Supplied data:
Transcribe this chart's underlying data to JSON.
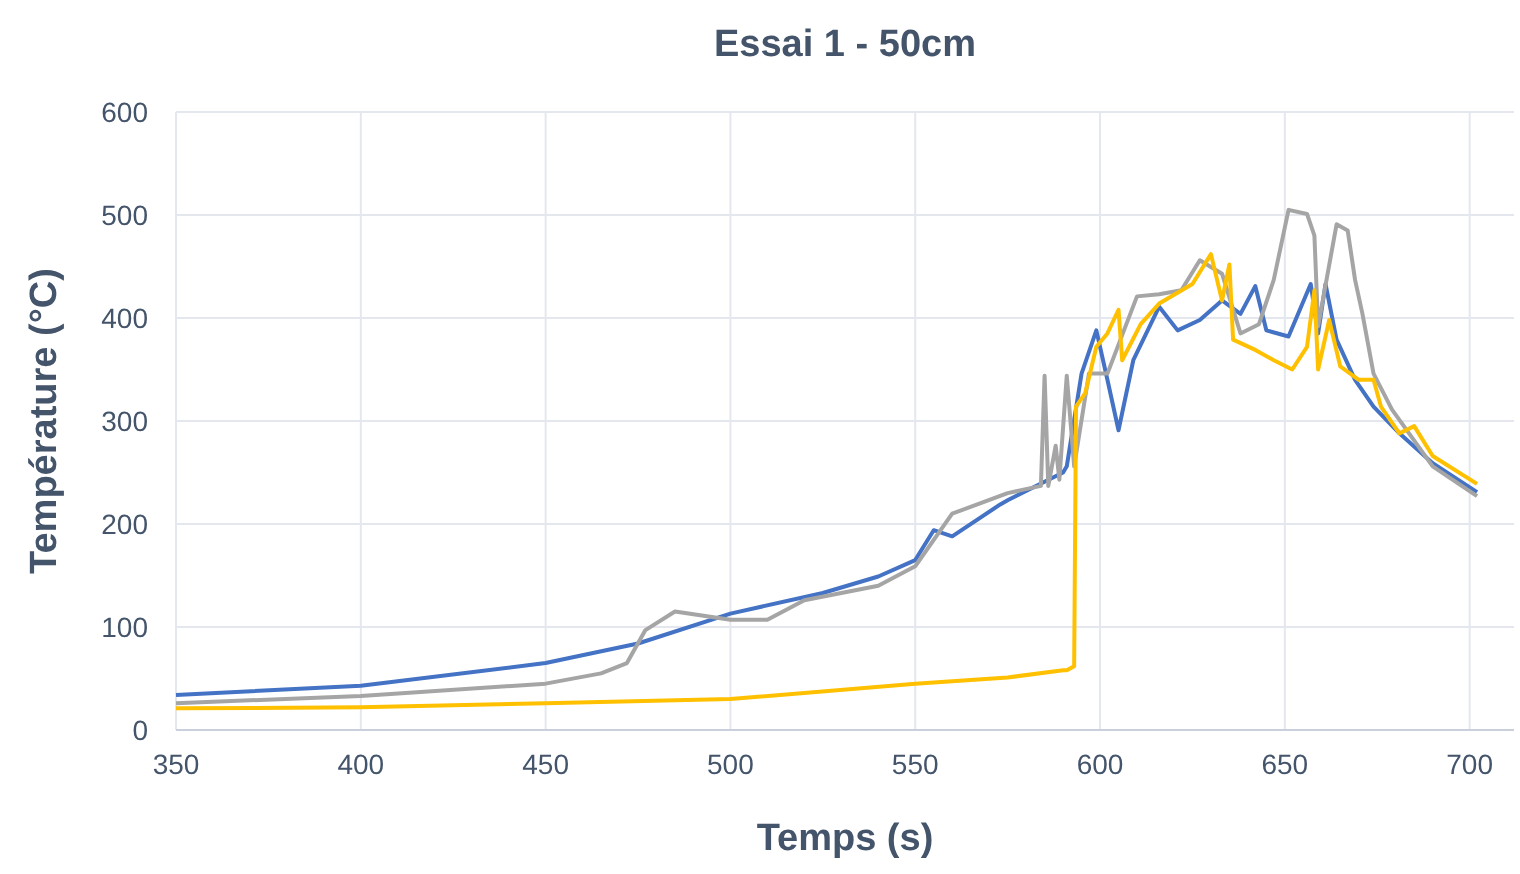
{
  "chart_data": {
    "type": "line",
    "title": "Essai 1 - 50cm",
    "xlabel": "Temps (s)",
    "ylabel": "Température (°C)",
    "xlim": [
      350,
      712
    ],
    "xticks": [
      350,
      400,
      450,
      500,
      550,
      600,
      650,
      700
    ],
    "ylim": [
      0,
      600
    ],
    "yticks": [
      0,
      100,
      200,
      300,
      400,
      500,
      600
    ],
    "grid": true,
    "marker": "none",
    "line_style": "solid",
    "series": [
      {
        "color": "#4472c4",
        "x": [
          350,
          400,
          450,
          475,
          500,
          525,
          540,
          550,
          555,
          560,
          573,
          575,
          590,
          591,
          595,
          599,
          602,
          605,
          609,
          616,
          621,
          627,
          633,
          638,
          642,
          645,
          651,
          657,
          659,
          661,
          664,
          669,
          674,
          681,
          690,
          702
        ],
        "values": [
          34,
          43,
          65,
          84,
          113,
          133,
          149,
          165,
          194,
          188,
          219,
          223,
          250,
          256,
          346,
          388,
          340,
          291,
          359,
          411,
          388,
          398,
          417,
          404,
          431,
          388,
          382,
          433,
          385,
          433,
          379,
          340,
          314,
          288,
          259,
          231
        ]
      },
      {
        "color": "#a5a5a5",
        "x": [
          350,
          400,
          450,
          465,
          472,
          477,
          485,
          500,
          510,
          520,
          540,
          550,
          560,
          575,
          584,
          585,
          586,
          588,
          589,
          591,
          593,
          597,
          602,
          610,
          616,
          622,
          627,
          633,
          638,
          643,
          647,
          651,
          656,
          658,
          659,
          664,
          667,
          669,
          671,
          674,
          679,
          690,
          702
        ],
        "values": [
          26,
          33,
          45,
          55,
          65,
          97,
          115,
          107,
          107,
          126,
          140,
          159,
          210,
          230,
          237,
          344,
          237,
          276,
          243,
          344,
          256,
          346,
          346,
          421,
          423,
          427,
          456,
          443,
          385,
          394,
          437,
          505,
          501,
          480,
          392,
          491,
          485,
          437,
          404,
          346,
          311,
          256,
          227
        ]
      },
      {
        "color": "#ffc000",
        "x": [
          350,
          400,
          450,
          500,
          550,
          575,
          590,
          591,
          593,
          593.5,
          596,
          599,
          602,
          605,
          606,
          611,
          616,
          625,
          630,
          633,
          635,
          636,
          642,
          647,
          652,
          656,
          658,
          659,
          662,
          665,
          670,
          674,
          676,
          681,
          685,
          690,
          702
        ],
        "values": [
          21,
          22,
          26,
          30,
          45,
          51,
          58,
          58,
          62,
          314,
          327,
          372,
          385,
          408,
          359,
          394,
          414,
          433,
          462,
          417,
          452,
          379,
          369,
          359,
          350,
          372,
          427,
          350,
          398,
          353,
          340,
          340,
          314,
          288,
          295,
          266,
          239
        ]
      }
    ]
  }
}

Task details:
Extract all the entries word for word; omit any pictures.

Output of the exercise:
Transcribe this chart's underlying data to JSON.
{
  "chart_data": {
    "type": "line",
    "title": "Essai 1 - 50cm",
    "xlabel": "Temps (s)",
    "ylabel": "Température (°C)",
    "xlim": [
      350,
      712
    ],
    "xticks": [
      350,
      400,
      450,
      500,
      550,
      600,
      650,
      700
    ],
    "ylim": [
      0,
      600
    ],
    "yticks": [
      0,
      100,
      200,
      300,
      400,
      500,
      600
    ],
    "grid": true,
    "marker": "none",
    "line_style": "solid",
    "series": [
      {
        "color": "#4472c4",
        "x": [
          350,
          400,
          450,
          475,
          500,
          525,
          540,
          550,
          555,
          560,
          573,
          575,
          590,
          591,
          595,
          599,
          602,
          605,
          609,
          616,
          621,
          627,
          633,
          638,
          642,
          645,
          651,
          657,
          659,
          661,
          664,
          669,
          674,
          681,
          690,
          702
        ],
        "values": [
          34,
          43,
          65,
          84,
          113,
          133,
          149,
          165,
          194,
          188,
          219,
          223,
          250,
          256,
          346,
          388,
          340,
          291,
          359,
          411,
          388,
          398,
          417,
          404,
          431,
          388,
          382,
          433,
          385,
          433,
          379,
          340,
          314,
          288,
          259,
          231
        ]
      },
      {
        "color": "#a5a5a5",
        "x": [
          350,
          400,
          450,
          465,
          472,
          477,
          485,
          500,
          510,
          520,
          540,
          550,
          560,
          575,
          584,
          585,
          586,
          588,
          589,
          591,
          593,
          597,
          602,
          610,
          616,
          622,
          627,
          633,
          638,
          643,
          647,
          651,
          656,
          658,
          659,
          664,
          667,
          669,
          671,
          674,
          679,
          690,
          702
        ],
        "values": [
          26,
          33,
          45,
          55,
          65,
          97,
          115,
          107,
          107,
          126,
          140,
          159,
          210,
          230,
          237,
          344,
          237,
          276,
          243,
          344,
          256,
          346,
          346,
          421,
          423,
          427,
          456,
          443,
          385,
          394,
          437,
          505,
          501,
          480,
          392,
          491,
          485,
          437,
          404,
          346,
          311,
          256,
          227
        ]
      },
      {
        "color": "#ffc000",
        "x": [
          350,
          400,
          450,
          500,
          550,
          575,
          590,
          591,
          593,
          593.5,
          596,
          599,
          602,
          605,
          606,
          611,
          616,
          625,
          630,
          633,
          635,
          636,
          642,
          647,
          652,
          656,
          658,
          659,
          662,
          665,
          670,
          674,
          676,
          681,
          685,
          690,
          702
        ],
        "values": [
          21,
          22,
          26,
          30,
          45,
          51,
          58,
          58,
          62,
          314,
          327,
          372,
          385,
          408,
          359,
          394,
          414,
          433,
          462,
          417,
          452,
          379,
          369,
          359,
          350,
          372,
          427,
          350,
          398,
          353,
          340,
          340,
          314,
          288,
          295,
          266,
          239
        ]
      }
    ]
  }
}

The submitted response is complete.